Так или иначе, я опять оказался среди зэков. Правда, в основном среди неполитических. Как ни странно, я и уголовников среди них не припомню. Видимо, те не очень стремились следовать по объявленному им маршруту, а возвращались к прерванной тюрьмой деятельности сразу же, как только представлялась возможность. Основу населения этого «зэковского» вагона, как всех тюрем, вагонзаков и пересылок, где мне пришлось побывать, составляли люди, которые бы ни в одной стране никогда ни с какой пенитенциарной системой не столкнулись. И не то чтоб они все сидели совсем ни за что или по выдуманному поводу, как политические. Нет, этого не было. Но все же сидели они или за то, за что нигде не сажают (например, за те же колоски), или за прегрешения, которых нигде быть не могло, которые вытекали из существа патологической системы отношений — таковы все торговые преступления, возможные только при советской системе торговли, являвшейся блудной дочерью советской системы распределения.
Или такие наивные девушки, как чумаковские кассирши из райпромхоза, которые выдавали своим начальникам-пьяницам деньги без расписки по любому их требованию, а потом оказывалось, что у них крупные «недостачи», что они растратчицы (значит, брали деньги себе), а начальник ни при чем: никаких доказательств, что деньги изымались по его распоряжению — нет. Хотя вся деревня это знает и видела, как он их пропивал. Но это к делу не пришьешь. И поэтому всё — тюрьма, суд, срок и лагерь — валилось на головы таких девушек. А как после такого жили эти начальники, мы видели на примере чумаковского Королькова — нанимали других таких же и продолжали пить. Выдвиженчество и безбожие делали свою работу.
Конечно, в лагере от своей первозданной деревенской наивности такие девицы навсегда избавлялись… К сожалению, чаще всего вместе с естественным доверием к людям и жизни вообще.
Но эти размышления основаны на более долгом опыте, не только и даже не столько на впечатлениях, вынесенных из этого «зэковского» вагона, но и на них тоже. Тем более что в купе общего вагона, где мне удалось пристроиться, они составляли большинство. Правда, были они на другом витке своей судьбы, на них уже был лагерный «лоск», в них чувствовался лагерный опыт, более того, опыт женщины в лагере. Начать с того, что в большинстве они не отсидели своих сроков, а были по указу освобождены как «мамки». Тогда время от времени издавались такие — непубликуемые — указы, освобождавшие женщин, ставших в лагерях матерями. Конечно, если они были осуждены не по страшной 58-й и отчасти (только отчасти!) приравненной к ней статье 593 (вооруженный бандитизм), а по какой-нибудь «бытовой» мирной статье — растрата и тому подобное. Но речь не о системе наказаний, а об этих девушках, ставших в лагерях «мамками».

Исходные данные —

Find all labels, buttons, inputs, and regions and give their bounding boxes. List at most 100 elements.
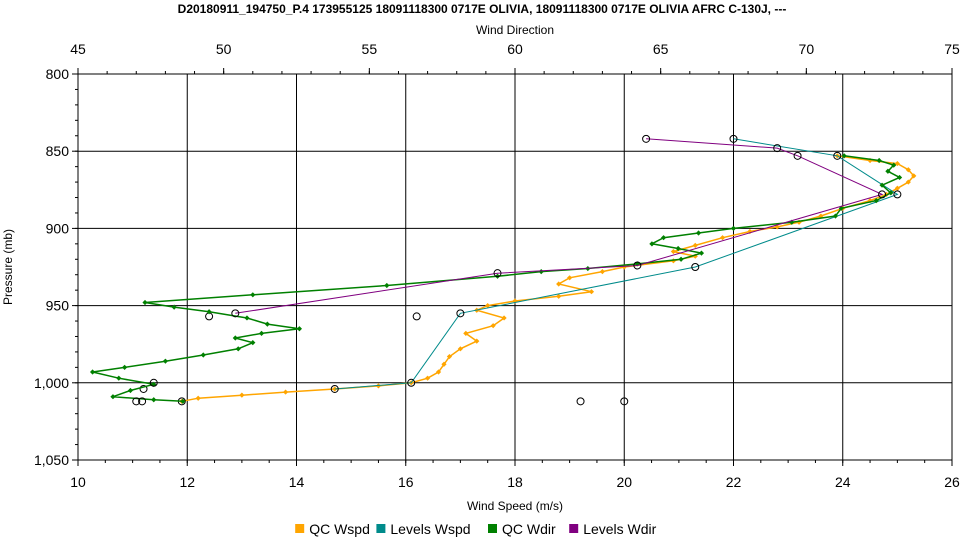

Задания —
(1) Как, по словам отрывка, большинство женщин в купе оказались на свободе до конца срока?
(2) Перескажи короче абзац отрывка, который начинается словами «Или такие наивные девушки», и сохрани главные факты.
(3) Обнови часть отрывка: начни со слов «Конечно, в лагере» и закончи на словах «и жизни вообще.», заменив «девицы» на «девушки».
Строки — это отдельный материал, к отрывку они не относятся.

Ответы по заданиям —
(1) Их освободили по указу как «мамок», то есть женщин, ставших матерями в лагерях.

(2) Кассирши чумаковского райпромхоза по первому требованию выдавали деньги начальникам-пьяницам без расписки. Потом у них находили крупные «недостачи», и их считали растратчицами. Доказательств, что деньги брали по приказу начальника, не было, хотя вся деревня видела, как он их пропивал. Тюрьма, суд, срок и лагерь доставались девушкам, а начальники вроде Королькова нанимали новых и продолжали пить.

(3)
Конечно, в лагере от своей первозданной деревенской наивности такие девушки навсегда избавлялись… К сожалению, чаще всего вместе с естественным доверием к людям и жизни вообще.